> [練習課題]:
**a.** 年賀状についての文章のうち、「何年か前から、年賀状を書き始めた。」で始まり「事件が、全ての年賀状送り人が持つ一番の不安を取り除いてくれるのである。」に至るまでの部分を、一字も変えずにもう一度書き出せ。
**b.** 年賀状についての文章をもとに、次の問いに答えよ。答えにも問いと同じ記号を付けること。
(i) 筆者はいつから年賀状を書き始めたか。
(ii) 筆者が今年はなんだか聞いていないと述べているのは、どのような事件か。
(iii) 事件が発生したと仮定する例で挙げられている場所はどこか。
**c.** 年賀状についての文章の要旨を二文でまとめよ。

> [抜粋]:
------------------------------------------------------------------------
年賀状

何年か前から、年賀状を書き始めた。
数は多くないけど。
年始で年賀状にまつわる事といったら、これではないだろうか。
「年賀状を捨ててしまう郵便局員」
「手違いで処分されてしまった年賀状」
何らかの形でこれに相当するもしくはちかい事件が、毎年起きていたような気がする。
起きていた気がする。
そう、今年はなんだか聞いていない。
これは問題である。
「年賀状をちゃんと送らなかったこと」が問題なのではなく「ちゃんと送られなかった年賀状が不特定多数存在するというニュースが流れていないこと」が、だ。
確かにいけないことだが、いっぽうでこの不祥事に救われる思いのする人がいることを忘れてはならない。
「ちゃんと年賀状送ったのに、あいつからはないな」
「そうか、あの事件に巻き込まれたか」
事件が、全ての年賀状送り人が持つ一番の不安を取り除いてくれるのである。
例えば、北海道のある郵便局管轄にて、そういった事件が発生してしまったとする。
それが、沖縄県民の不安を一蹴すらするのである。
それほどの影響力「年賀状配るのめんどい」という精神。
嘘でもいいのだ。
「とにかくいろんな、全然特定できないくらいの年賀状をシュレッダーにかけてしまいました」
「再生紙として再生させちゃいました」
「燃やして暖をとってしまいました」
「新任の局長が、はがきをみるとやぶりたくなる性分でした」
------------------------------------------------------------------------
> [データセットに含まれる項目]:
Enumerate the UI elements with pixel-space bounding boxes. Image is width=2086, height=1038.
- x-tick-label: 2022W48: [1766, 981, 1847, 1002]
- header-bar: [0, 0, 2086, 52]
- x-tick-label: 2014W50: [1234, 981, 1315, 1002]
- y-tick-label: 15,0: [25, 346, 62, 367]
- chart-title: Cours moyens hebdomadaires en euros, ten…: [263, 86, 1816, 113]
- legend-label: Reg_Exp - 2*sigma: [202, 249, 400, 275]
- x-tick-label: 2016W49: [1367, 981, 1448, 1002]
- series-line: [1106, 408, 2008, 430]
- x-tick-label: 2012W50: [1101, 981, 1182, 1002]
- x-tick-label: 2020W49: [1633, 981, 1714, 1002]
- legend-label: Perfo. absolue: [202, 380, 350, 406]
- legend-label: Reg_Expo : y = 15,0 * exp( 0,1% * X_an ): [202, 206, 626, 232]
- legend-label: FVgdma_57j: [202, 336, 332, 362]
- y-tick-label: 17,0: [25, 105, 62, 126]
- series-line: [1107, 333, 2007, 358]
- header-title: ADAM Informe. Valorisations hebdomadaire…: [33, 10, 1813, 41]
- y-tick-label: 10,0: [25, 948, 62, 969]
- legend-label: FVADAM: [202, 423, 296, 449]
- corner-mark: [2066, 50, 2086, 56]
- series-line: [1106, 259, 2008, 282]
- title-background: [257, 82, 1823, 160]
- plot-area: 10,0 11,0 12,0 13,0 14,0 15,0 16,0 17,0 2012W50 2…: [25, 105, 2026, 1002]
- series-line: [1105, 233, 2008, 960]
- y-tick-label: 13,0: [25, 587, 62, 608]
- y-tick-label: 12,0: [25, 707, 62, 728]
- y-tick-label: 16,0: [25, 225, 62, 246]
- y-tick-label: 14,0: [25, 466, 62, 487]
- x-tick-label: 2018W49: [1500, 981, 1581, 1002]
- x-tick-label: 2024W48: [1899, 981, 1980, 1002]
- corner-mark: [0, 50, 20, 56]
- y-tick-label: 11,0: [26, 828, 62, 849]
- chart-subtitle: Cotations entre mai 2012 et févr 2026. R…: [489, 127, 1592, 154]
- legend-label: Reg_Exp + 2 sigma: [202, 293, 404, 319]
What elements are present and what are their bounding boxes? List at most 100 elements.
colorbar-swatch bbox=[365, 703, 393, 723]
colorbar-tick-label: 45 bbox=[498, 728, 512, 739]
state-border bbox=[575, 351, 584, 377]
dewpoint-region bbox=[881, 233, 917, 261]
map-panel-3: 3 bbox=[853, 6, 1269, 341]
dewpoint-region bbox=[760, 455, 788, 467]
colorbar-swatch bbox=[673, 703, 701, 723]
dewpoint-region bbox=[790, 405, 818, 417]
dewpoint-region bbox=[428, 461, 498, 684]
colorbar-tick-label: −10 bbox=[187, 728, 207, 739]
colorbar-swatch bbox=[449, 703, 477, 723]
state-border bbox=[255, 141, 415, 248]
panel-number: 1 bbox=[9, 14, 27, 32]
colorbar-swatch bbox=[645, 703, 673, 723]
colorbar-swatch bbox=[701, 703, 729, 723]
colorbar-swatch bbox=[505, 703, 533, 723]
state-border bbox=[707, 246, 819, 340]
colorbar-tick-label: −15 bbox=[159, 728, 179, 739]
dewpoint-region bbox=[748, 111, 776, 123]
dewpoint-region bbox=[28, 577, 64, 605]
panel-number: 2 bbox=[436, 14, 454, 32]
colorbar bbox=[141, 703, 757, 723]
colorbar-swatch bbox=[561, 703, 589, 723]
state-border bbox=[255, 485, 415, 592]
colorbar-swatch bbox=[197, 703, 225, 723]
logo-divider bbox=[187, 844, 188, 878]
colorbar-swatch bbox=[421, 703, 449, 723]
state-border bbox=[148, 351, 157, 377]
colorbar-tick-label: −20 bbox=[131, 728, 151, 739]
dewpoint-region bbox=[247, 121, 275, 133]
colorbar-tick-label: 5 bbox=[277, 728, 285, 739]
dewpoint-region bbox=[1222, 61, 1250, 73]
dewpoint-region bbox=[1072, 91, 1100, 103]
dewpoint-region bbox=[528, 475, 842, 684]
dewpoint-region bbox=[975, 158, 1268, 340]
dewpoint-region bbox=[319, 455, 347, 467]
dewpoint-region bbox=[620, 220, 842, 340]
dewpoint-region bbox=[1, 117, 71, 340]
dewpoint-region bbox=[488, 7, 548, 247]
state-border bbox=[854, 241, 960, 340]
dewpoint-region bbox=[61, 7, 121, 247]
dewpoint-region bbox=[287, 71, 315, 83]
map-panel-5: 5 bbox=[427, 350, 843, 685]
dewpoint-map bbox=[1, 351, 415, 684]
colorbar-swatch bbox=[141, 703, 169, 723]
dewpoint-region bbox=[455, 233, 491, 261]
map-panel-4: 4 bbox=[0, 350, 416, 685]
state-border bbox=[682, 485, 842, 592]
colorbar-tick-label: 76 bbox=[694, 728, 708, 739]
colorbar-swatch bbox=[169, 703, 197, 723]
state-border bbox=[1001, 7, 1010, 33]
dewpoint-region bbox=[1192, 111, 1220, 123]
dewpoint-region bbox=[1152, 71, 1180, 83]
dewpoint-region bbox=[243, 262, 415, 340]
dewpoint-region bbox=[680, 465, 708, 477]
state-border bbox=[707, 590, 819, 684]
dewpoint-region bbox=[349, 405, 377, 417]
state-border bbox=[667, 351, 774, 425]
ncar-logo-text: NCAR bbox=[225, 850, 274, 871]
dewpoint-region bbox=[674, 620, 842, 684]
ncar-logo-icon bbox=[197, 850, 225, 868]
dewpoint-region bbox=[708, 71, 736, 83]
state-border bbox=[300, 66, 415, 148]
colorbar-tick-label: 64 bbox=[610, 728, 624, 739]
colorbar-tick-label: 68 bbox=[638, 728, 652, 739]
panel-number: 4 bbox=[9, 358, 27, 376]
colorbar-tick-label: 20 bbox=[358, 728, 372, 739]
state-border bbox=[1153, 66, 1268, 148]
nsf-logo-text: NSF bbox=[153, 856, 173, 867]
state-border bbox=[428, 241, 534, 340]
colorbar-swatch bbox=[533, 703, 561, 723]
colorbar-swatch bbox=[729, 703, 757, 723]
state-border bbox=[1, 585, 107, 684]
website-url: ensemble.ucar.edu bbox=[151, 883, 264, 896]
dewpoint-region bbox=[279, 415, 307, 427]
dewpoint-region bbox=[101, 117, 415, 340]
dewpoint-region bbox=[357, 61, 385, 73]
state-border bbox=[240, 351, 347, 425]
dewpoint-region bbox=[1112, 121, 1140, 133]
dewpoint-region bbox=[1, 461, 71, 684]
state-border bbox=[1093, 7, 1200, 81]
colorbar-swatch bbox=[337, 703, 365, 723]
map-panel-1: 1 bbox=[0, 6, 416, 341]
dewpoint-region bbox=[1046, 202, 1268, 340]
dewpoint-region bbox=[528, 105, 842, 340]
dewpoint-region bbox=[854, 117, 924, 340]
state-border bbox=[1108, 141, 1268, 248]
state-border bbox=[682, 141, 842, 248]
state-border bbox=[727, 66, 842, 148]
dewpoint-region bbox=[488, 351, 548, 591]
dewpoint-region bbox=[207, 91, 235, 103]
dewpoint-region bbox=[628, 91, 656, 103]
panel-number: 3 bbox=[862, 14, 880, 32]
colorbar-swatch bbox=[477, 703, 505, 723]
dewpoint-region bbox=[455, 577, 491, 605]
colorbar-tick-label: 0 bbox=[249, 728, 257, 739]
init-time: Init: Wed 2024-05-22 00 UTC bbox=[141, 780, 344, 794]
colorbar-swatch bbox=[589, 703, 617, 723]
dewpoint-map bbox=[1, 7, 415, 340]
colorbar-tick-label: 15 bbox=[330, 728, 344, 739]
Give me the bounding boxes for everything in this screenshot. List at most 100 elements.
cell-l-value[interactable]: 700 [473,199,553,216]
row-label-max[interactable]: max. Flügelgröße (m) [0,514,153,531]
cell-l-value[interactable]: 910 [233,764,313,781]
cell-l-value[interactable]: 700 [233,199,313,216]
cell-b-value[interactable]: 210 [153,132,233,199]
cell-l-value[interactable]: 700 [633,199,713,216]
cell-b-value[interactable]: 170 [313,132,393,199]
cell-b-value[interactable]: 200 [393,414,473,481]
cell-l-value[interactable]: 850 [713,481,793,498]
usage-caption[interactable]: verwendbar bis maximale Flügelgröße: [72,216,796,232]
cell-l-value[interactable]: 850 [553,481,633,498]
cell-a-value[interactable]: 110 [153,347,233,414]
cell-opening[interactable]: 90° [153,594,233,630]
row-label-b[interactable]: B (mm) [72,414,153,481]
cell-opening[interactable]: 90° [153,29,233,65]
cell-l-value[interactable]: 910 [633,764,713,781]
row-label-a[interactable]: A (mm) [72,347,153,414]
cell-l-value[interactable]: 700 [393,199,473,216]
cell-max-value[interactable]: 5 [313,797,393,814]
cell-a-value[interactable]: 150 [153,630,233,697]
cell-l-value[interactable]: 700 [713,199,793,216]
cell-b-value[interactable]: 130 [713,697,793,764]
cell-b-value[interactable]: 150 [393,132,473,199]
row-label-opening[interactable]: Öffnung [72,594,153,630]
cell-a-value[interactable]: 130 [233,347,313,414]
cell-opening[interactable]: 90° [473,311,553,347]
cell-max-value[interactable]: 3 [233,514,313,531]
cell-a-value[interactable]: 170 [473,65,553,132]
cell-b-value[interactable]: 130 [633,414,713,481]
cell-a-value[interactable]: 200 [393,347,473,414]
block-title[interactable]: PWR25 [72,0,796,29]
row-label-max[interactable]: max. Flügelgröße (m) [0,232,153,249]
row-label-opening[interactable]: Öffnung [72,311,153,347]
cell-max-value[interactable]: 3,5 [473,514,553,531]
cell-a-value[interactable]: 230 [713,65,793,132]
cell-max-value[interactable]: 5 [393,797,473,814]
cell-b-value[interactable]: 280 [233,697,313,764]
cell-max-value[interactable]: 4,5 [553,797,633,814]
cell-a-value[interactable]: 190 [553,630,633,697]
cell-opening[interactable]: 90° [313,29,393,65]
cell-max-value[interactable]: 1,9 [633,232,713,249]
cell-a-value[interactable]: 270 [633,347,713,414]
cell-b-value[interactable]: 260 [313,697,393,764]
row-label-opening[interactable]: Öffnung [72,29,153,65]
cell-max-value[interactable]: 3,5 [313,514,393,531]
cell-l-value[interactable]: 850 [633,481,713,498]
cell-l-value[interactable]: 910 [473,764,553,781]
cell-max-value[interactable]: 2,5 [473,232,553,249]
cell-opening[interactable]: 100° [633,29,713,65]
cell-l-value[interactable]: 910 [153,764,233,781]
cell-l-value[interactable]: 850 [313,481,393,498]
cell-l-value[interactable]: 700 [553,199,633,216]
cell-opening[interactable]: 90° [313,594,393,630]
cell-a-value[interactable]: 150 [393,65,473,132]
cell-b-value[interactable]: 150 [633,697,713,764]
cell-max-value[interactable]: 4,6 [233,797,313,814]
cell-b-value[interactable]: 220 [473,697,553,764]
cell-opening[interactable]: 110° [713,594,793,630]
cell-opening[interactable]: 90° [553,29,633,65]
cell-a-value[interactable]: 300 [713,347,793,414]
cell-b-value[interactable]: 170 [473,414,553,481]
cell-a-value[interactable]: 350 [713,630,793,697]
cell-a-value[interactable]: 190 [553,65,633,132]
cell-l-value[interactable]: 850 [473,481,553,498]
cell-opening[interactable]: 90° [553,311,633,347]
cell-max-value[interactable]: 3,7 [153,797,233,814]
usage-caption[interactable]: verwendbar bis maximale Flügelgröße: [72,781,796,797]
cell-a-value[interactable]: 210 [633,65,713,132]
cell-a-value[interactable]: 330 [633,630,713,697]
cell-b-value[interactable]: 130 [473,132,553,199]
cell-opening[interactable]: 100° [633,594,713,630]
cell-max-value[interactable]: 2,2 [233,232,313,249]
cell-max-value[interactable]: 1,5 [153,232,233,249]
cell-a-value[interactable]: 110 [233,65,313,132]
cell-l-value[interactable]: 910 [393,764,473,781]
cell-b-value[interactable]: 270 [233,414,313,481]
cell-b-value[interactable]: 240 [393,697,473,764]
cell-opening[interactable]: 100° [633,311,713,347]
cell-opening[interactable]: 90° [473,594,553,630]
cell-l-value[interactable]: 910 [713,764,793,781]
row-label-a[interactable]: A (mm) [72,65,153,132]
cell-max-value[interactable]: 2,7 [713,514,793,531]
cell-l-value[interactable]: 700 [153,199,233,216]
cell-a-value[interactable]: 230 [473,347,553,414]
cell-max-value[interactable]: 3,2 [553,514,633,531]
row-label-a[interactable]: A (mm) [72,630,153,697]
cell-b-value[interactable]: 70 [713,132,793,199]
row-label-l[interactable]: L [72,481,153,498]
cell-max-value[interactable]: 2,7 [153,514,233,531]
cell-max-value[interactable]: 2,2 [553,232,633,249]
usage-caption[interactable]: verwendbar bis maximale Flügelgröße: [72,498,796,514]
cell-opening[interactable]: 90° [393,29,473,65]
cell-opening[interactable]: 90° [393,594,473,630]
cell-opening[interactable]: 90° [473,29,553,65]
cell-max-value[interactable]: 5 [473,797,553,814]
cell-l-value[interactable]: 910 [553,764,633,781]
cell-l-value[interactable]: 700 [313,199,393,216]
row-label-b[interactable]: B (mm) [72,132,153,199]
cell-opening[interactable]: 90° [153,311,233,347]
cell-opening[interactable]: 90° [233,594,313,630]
------------------------------------------------------------------------
> [解答]:
**a.**
何年か前から、年賀状を書き始めた。
数は多くないけど。
年始で年賀状にまつわる事といったら、これではないだろうか。
「年賀状を捨ててしまう郵便局員」
「手違いで処分されてしまった年賀状」
何らかの形でこれに相当するもしくはちかい事件が、毎年起きていたような気がする。
起きていた気がする。
そう、今年はなんだか聞いていない。
これは問題である。
「年賀状をちゃんと送らなかったこと」が問題なのではなく「ちゃんと送られなかった年賀状が不特定多数存在するというニュースが流れていないこと」が、だ。
確かにいけないことだが、いっぽうでこの不祥事に救われる思いのする人がいることを忘れてはならない。
「ちゃんと年賀状送ったのに、あいつからはないな」
「そうか、あの事件に巻き込まれたか」
事件が、全ての年賀状送り人が持つ一番の不安を取り除いてくれるのである。

**b.**
(i) 何年か前から。
(ii) 郵便局員が年賀状を捨ててしまったり、手違いで年賀状が処分されてしまったりする事件。
(iii) 北海道のある郵便局管轄。

**c.** 筆者は何年か前から年賀状を書いており、毎年のように起きていた年賀状が捨てられたり処分されたりする事件を今年は聞いていないことを問題だと述べている。そうした事件は年賀状を送った人の一番の不安を取り除いてくれるので、嘘でもいいのだとしている。